> Instruction: Leave out the pictures and copy each record below exactly.

--- Start ---

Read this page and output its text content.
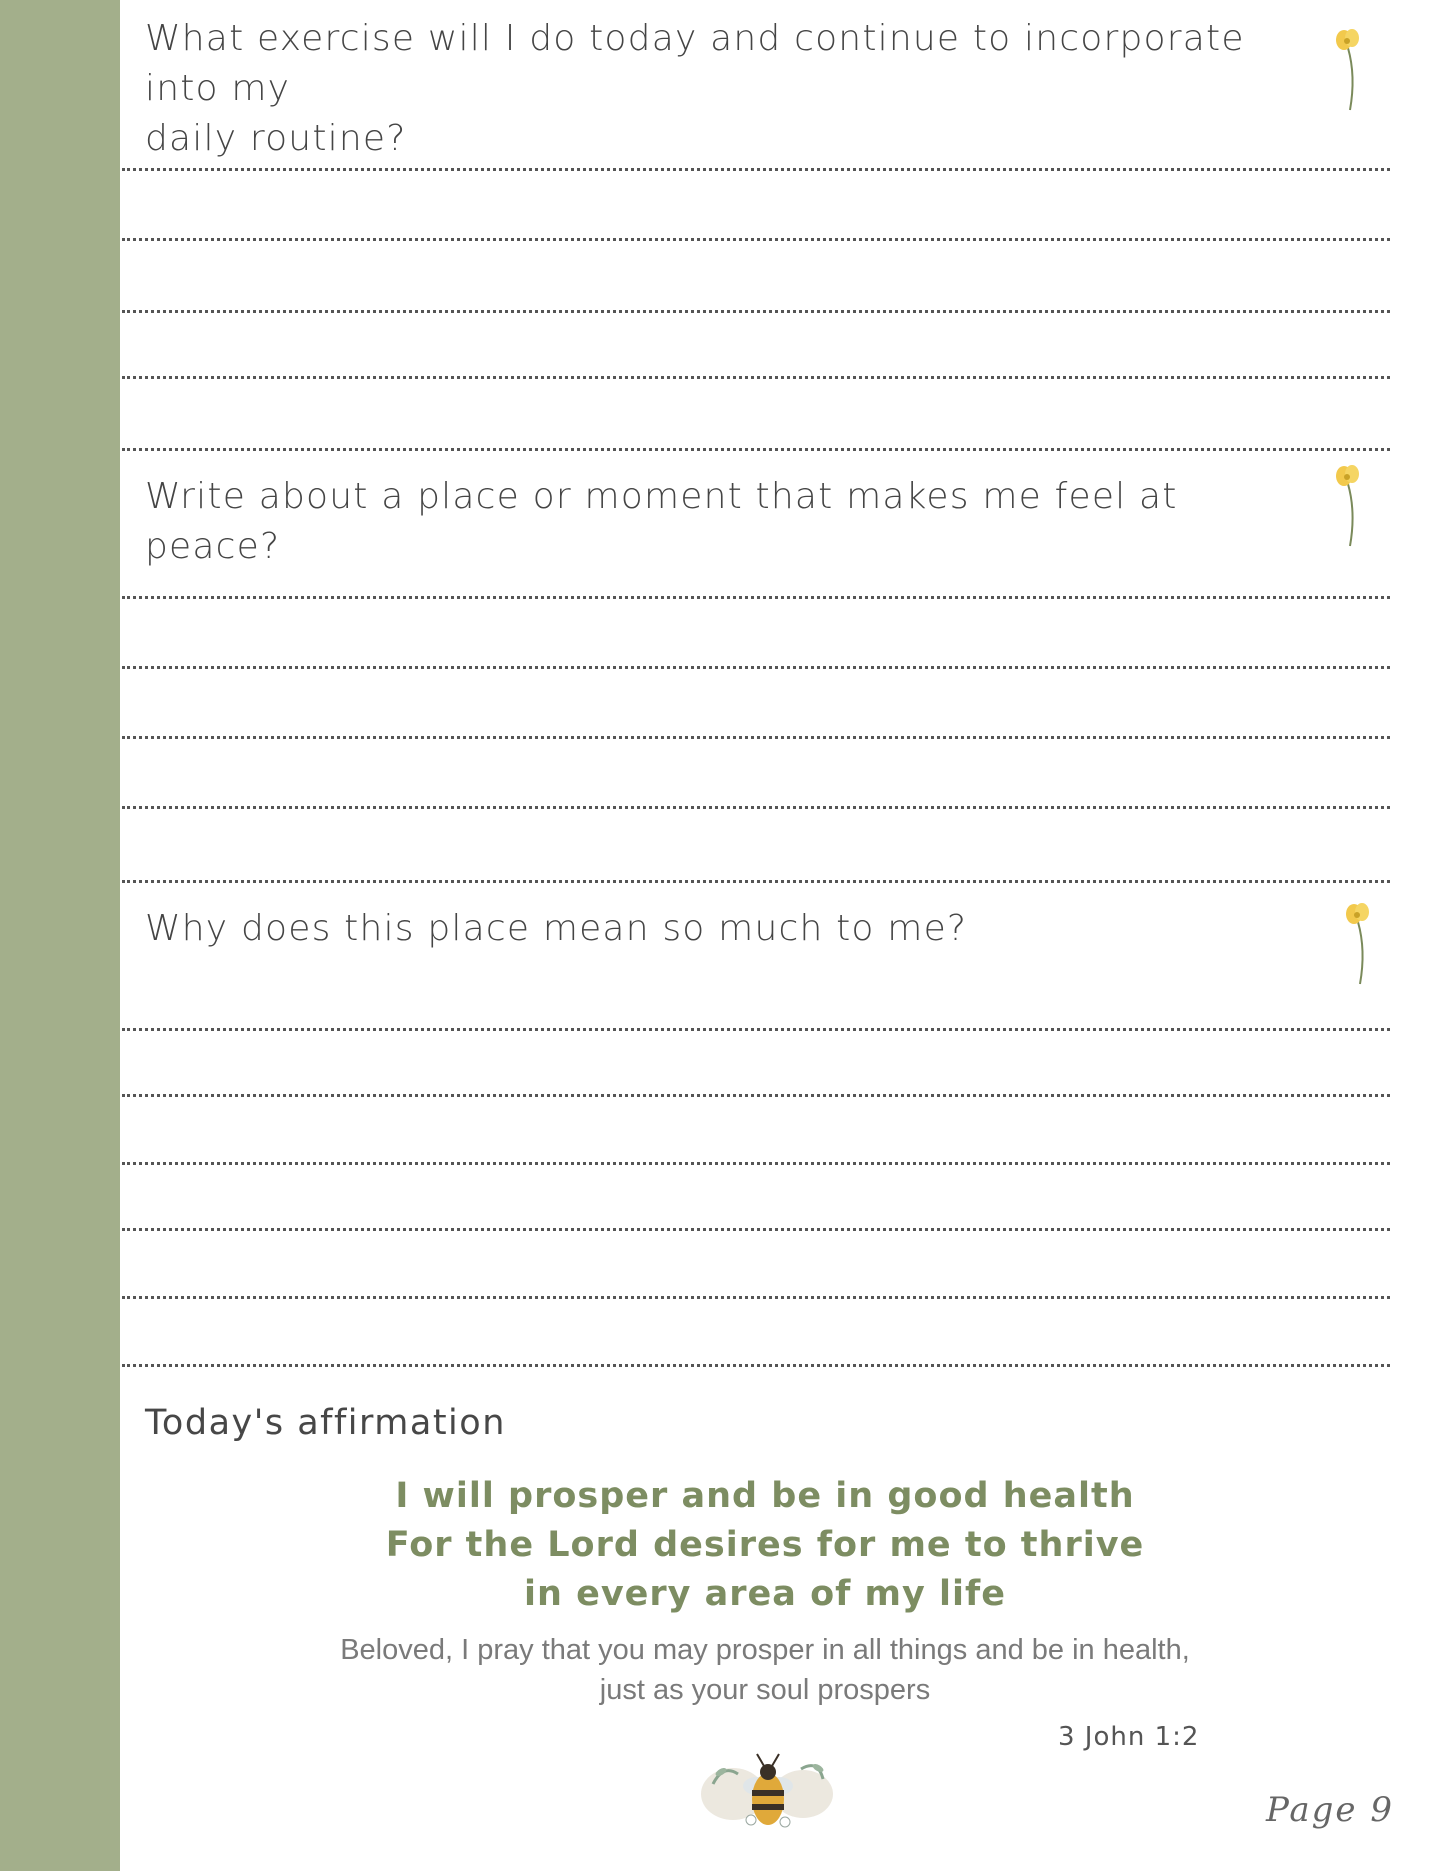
What exercise will I do today and continue to incorporate into my
daily routine?
Write about a place or moment that makes me feel at peace?
Why does this place mean so much to me?
Today's affirmation
I will prosper and be in good health
For the Lord desires for me to thrive
in every area of my life
Beloved, I pray that you may prosper in all things and be in health,
just as your soul prospers
3 John 1:2
Page 9
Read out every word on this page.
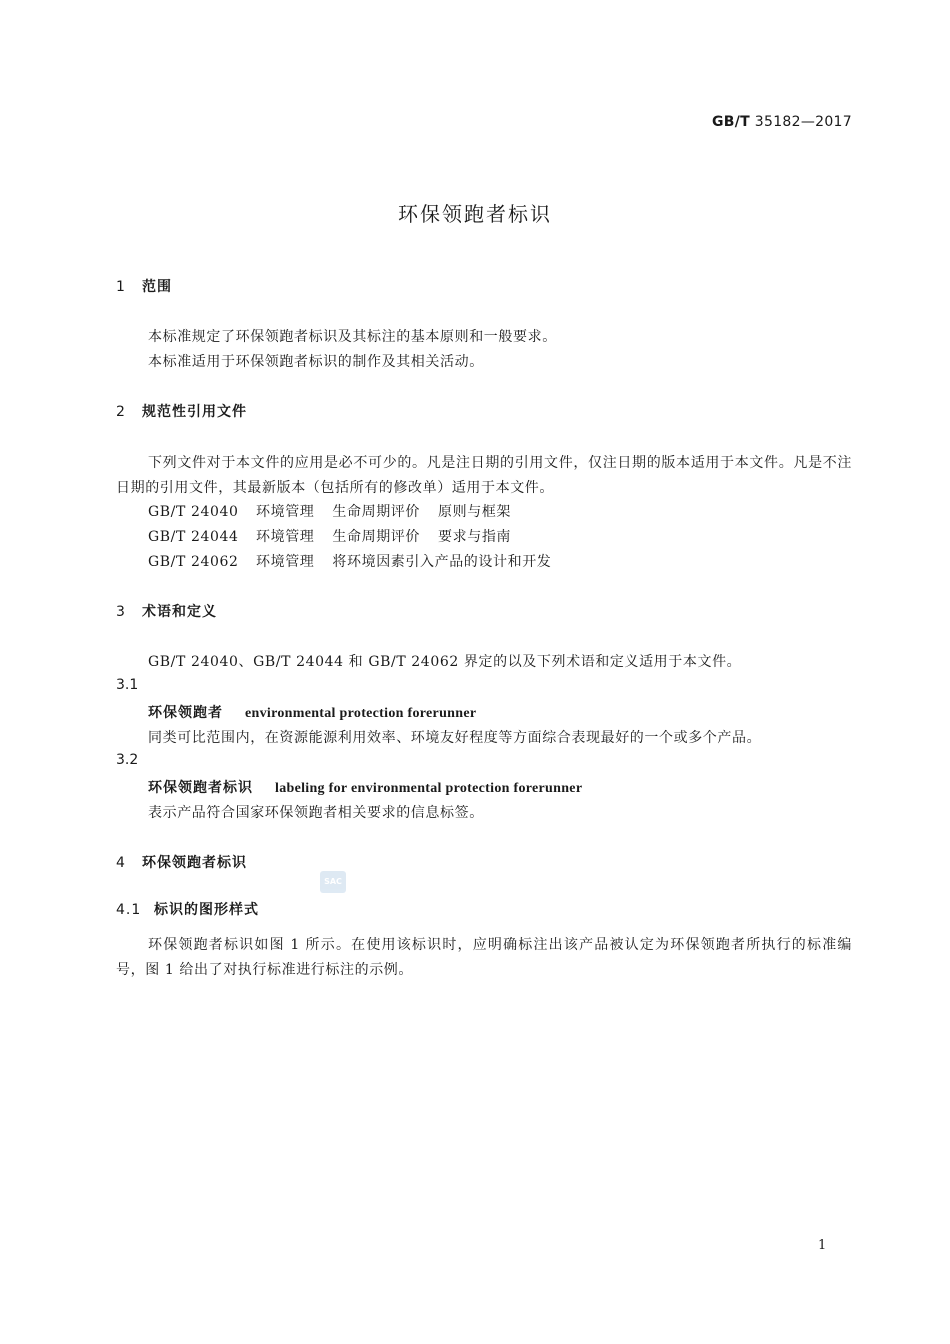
GB/T 35182—2017
环保领跑者标识
1 范围
本标准规定了环保领跑者标识及其标注的基本原则和一般要求。
本标准适用于环保领跑者标识的制作及其相关活动。
2 规范性引用文件
下列文件对于本文件的应用是必不可少的。凡是注日期的引用文件，仅注日期的版本适用于本文件。凡是不注日期的引用文件，其最新版本（包括所有的修改单）适用于本文件。
GB/T 24040 环境管理 生命周期评价 原则与框架
GB/T 24044 环境管理 生命周期评价 要求与指南
GB/T 24062 环境管理 将环境因素引入产品的设计和开发
3 术语和定义
GB/T 24040、GB/T 24044 和 GB/T 24062 界定的以及下列术语和定义适用于本文件。
3.1
环保领跑者 environmental protection forerunner
同类可比范围内，在资源能源利用效率、环境友好程度等方面综合表现最好的一个或多个产品。
3.2
环保领跑者标识 labeling for environmental protection forerunner
表示产品符合国家环保领跑者相关要求的信息标签。
4 环保领跑者标识
SAC
4.1 标识的图形样式
环保领跑者标识如图 1 所示。在使用该标识时，应明确标注出该产品被认定为环保领跑者所执行的标准编号，图 1 给出了对执行标准进行标注的示例。
1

--- End ---

> Result of this task:
Read this page and output its text content.
What exercise will I do today and continue to incorporate into my
daily routine?
Write about a place or moment that makes me feel at peace?
Why does this place mean so much to me?
Today's affirmation
I will prosper and be in good health
For the Lord desires for me to thrive
in every area of my life
Beloved, I pray that you may prosper in all things and be in health,
just as your soul prospers
3 John 1:2
Page 9
Read out every word on this page.
GB/T 35182—2017
环保领跑者标识
1 范围
本标准规定了环保领跑者标识及其标注的基本原则和一般要求。
本标准适用于环保领跑者标识的制作及其相关活动。
2 规范性引用文件
下列文件对于本文件的应用是必不可少的。凡是注日期的引用文件，仅注日期的版本适用于本文件。凡是不注日期的引用文件，其最新版本（包括所有的修改单）适用于本文件。
GB/T 24040 环境管理 生命周期评价 原则与框架
GB/T 24044 环境管理 生命周期评价 要求与指南
GB/T 24062 环境管理 将环境因素引入产品的设计和开发
3 术语和定义
GB/T 24040、GB/T 24044 和 GB/T 24062 界定的以及下列术语和定义适用于本文件。
3.1
环保领跑者 environmental protection forerunner
同类可比范围内，在资源能源利用效率、环境友好程度等方面综合表现最好的一个或多个产品。
3.2
环保领跑者标识 labeling for environmental protection forerunner
表示产品符合国家环保领跑者相关要求的信息标签。
4 环保领跑者标识
SAC
4.1 标识的图形样式
环保领跑者标识如图 1 所示。在使用该标识时，应明确标注出该产品被认定为环保领跑者所执行的标准编号，图 1 给出了对执行标准进行标注的示例。
1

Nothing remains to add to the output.